| Short task |
Extract the complete listing and repeat it word for word.

========

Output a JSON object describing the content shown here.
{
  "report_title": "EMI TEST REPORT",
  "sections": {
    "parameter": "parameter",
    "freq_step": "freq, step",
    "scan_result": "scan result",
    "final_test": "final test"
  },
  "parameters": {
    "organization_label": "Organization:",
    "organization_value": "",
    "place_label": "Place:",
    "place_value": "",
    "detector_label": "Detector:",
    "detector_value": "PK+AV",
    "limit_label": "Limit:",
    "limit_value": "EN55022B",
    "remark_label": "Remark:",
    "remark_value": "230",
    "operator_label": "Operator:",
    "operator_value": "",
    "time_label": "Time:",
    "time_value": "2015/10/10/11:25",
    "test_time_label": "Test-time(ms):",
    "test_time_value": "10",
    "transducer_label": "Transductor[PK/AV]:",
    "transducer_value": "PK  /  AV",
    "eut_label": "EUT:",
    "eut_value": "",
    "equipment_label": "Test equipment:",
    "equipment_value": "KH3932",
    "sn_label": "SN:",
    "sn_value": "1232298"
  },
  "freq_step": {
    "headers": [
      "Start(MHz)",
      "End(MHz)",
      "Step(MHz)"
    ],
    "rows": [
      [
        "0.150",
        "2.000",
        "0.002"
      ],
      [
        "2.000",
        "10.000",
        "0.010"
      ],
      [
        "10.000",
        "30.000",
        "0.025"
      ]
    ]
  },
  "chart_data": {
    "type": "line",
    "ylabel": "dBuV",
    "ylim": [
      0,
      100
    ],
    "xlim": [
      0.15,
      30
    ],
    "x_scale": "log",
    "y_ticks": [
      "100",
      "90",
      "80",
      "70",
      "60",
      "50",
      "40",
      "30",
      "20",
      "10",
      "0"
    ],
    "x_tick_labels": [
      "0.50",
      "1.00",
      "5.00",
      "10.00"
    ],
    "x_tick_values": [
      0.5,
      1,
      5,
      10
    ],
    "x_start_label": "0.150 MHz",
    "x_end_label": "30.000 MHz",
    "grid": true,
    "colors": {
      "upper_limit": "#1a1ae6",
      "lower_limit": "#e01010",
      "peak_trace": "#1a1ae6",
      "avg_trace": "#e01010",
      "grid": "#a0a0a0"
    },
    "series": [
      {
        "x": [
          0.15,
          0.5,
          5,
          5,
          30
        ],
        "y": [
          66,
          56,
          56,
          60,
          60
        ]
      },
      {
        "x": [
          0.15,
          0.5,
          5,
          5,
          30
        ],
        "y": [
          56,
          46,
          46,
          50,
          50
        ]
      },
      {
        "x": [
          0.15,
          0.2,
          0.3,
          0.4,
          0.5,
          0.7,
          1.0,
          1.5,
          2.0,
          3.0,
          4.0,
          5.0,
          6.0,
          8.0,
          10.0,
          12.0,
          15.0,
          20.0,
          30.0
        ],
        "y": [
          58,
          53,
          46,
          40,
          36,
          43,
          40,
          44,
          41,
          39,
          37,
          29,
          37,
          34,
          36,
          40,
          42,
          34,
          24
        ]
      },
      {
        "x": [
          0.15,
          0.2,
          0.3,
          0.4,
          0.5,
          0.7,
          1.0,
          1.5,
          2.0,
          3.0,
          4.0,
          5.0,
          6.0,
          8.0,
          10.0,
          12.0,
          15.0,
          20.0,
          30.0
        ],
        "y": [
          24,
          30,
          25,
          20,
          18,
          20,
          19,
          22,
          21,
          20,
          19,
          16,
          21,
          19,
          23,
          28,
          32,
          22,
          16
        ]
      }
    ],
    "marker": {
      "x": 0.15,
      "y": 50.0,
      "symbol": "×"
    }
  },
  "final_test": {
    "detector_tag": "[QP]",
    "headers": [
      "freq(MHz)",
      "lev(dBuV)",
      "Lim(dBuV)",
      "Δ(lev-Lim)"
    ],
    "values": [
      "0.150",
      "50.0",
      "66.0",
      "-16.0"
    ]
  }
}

========

| Task result |
Output a JSON object describing the content shown here.
{
  "report_title": "EMI TEST REPORT",
  "sections": {
    "parameter": "parameter",
    "freq_step": "freq, step",
    "scan_result": "scan result",
    "final_test": "final test"
  },
  "parameters": {
    "organization_label": "Organization:",
    "organization_value": "",
    "place_label": "Place:",
    "place_value": "",
    "detector_label": "Detector:",
    "detector_value": "PK+AV",
    "limit_label": "Limit:",
    "limit_value": "EN55022B",
    "remark_label": "Remark:",
    "remark_value": "230",
    "operator_label": "Operator:",
    "operator_value": "",
    "time_label": "Time:",
    "time_value": "2015/10/10/11:25",
    "test_time_label": "Test-time(ms):",
    "test_time_value": "10",
    "transducer_label": "Transductor[PK/AV]:",
    "transducer_value": "PK  /  AV",
    "eut_label": "EUT:",
    "eut_value": "",
    "equipment_label": "Test equipment:",
    "equipment_value": "KH3932",
    "sn_label": "SN:",
    "sn_value": "1232298"
  },
  "freq_step": {
    "headers": [
      "Start(MHz)",
      "End(MHz)",
      "Step(MHz)"
    ],
    "rows": [
      [
        "0.150",
        "2.000",
        "0.002"
      ],
      [
        "2.000",
        "10.000",
        "0.010"
      ],
      [
        "10.000",
        "30.000",
        "0.025"
      ]
    ]
  },
  "chart_data": {
    "type": "line",
    "ylabel": "dBuV",
    "ylim": [
      0,
      100
    ],
    "xlim": [
      0.15,
      30
    ],
    "x_scale": "log",
    "y_ticks": [
      "100",
      "90",
      "80",
      "70",
      "60",
      "50",
      "40",
      "30",
      "20",
      "10",
      "0"
    ],
    "x_tick_labels": [
      "0.50",
      "1.00",
      "5.00",
      "10.00"
    ],
    "x_tick_values": [
      0.5,
      1,
      5,
      10
    ],
    "x_start_label": "0.150 MHz",
    "x_end_label": "30.000 MHz",
    "grid": true,
    "colors": {
      "upper_limit": "#1a1ae6",
      "lower_limit": "#e01010",
      "peak_trace": "#1a1ae6",
      "avg_trace": "#e01010",
      "grid": "#a0a0a0"
    },
    "series": [
      {
        "x": [
          0.15,
          0.5,
          5,
          5,
          30
        ],
        "y": [
          66,
          56,
          56,
          60,
          60
        ]
      },
      {
        "x": [
          0.15,
          0.5,
          5,
          5,
          30
        ],
        "y": [
          56,
          46,
          46,
          50,
          50
        ]
      },
      {
        "x": [
          0.15,
          0.2,
          0.3,
          0.4,
          0.5,
          0.7,
          1.0,
          1.5,
          2.0,
          3.0,
          4.0,
          5.0,
          6.0,
          8.0,
          10.0,
          12.0,
          15.0,
          20.0,
          30.0
        ],
        "y": [
          58,
          53,
          46,
          40,
          36,
          43,
          40,
          44,
          41,
          39,
          37,
          29,
          37,
          34,
          36,
          40,
          42,
          34,
          24
        ]
      },
      {
        "x": [
          0.15,
          0.2,
          0.3,
          0.4,
          0.5,
          0.7,
          1.0,
          1.5,
          2.0,
          3.0,
          4.0,
          5.0,
          6.0,
          8.0,
          10.0,
          12.0,
          15.0,
          20.0,
          30.0
        ],
        "y": [
          24,
          30,
          25,
          20,
          18,
          20,
          19,
          22,
          21,
          20,
          19,
          16,
          21,
          19,
          23,
          28,
          32,
          22,
          16
        ]
      }
    ],
    "marker": {
      "x": 0.15,
      "y": 50.0,
      "symbol": "×"
    }
  },
  "final_test": {
    "detector_tag": "[QP]",
    "headers": [
      "freq(MHz)",
      "lev(dBuV)",
      "Lim(dBuV)",
      "Δ(lev-Lim)"
    ],
    "values": [
      "0.150",
      "50.0",
      "66.0",
      "-16.0"
    ]
  }
}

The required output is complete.